[Given exercise]: Identify the lines holding "SDTVAR" and copy them.

Dataset listings of figures

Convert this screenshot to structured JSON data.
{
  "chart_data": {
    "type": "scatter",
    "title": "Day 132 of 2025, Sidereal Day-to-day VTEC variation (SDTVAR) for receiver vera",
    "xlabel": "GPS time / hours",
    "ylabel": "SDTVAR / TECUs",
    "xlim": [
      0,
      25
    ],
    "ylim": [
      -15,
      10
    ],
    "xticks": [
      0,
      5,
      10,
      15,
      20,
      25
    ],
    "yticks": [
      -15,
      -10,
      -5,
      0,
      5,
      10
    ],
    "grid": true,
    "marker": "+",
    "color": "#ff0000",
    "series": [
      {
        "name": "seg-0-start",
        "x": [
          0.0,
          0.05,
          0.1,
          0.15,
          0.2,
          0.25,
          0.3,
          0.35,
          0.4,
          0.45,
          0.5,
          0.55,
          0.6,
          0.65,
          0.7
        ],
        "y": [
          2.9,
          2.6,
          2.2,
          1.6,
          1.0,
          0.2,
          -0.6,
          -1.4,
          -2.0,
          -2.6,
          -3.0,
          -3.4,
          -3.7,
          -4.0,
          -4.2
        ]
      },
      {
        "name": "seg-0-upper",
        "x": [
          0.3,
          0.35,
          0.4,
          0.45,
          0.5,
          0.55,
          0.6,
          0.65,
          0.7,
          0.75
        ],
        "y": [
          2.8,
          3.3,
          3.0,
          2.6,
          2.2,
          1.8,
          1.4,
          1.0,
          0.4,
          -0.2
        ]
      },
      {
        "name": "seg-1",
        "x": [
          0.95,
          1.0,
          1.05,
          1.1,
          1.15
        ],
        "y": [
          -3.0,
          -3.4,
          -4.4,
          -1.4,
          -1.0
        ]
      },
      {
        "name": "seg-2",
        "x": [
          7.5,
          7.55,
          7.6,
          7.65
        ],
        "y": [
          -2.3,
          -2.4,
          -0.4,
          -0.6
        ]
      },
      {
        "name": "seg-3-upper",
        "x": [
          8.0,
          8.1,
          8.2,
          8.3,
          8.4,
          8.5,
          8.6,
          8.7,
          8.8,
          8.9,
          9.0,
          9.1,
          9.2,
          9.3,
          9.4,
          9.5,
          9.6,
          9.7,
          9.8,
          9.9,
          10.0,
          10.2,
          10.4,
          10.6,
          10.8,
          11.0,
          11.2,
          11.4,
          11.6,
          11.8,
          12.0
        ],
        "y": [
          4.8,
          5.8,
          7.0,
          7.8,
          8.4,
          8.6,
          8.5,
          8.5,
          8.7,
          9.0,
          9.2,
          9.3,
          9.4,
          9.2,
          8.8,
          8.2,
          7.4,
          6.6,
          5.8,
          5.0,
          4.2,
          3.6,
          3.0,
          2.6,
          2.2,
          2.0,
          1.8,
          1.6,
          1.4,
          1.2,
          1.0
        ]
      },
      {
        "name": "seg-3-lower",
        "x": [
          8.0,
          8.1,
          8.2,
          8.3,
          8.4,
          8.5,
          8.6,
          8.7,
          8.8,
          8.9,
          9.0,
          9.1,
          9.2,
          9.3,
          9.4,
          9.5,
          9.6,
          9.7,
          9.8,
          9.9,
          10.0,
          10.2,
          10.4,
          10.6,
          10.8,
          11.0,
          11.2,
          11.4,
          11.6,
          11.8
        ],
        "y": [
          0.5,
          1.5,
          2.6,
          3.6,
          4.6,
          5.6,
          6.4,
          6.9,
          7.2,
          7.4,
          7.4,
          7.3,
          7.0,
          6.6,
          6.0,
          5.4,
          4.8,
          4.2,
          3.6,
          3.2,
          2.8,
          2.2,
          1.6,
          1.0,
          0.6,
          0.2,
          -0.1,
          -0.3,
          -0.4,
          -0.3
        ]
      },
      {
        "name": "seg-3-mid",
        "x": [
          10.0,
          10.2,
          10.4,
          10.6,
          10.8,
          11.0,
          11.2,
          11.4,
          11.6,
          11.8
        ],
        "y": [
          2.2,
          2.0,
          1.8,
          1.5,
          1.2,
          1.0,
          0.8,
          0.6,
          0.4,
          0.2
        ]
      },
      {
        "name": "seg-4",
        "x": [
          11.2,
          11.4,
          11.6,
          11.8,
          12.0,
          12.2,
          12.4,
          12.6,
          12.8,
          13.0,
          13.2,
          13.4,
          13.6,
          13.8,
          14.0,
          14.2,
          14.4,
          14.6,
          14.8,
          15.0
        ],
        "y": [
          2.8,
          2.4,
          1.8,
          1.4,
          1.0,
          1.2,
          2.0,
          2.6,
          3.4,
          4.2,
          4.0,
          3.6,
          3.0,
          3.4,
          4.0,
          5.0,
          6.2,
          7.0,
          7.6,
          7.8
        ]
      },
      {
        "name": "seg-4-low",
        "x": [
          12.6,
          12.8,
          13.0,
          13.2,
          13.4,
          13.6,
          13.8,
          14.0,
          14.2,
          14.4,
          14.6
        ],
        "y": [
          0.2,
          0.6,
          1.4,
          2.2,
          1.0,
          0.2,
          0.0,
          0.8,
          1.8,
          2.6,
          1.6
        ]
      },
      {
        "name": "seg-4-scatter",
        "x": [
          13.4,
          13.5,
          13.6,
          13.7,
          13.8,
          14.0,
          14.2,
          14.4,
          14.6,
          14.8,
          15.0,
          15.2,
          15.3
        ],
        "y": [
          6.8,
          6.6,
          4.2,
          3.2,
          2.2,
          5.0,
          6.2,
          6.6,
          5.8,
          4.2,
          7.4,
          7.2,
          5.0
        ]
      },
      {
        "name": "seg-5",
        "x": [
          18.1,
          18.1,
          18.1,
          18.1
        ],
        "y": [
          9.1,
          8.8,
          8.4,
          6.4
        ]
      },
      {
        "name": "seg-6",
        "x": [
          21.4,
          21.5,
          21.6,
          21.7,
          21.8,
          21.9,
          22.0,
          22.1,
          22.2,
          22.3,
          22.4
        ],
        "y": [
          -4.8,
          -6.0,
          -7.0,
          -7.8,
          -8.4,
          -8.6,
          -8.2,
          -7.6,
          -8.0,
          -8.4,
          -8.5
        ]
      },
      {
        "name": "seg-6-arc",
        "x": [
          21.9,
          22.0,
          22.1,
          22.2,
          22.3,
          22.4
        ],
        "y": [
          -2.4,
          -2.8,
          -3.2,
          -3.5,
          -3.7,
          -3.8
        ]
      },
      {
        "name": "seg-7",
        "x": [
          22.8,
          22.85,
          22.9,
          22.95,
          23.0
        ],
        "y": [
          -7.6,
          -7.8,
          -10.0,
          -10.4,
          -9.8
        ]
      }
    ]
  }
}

[Reply to the task]:
    "title": "Day 132 of 2025, Sidereal Day-to-day VTEC variation (SDTVAR) for receiver vera",
    "ylabel": "SDTVAR / TECUs",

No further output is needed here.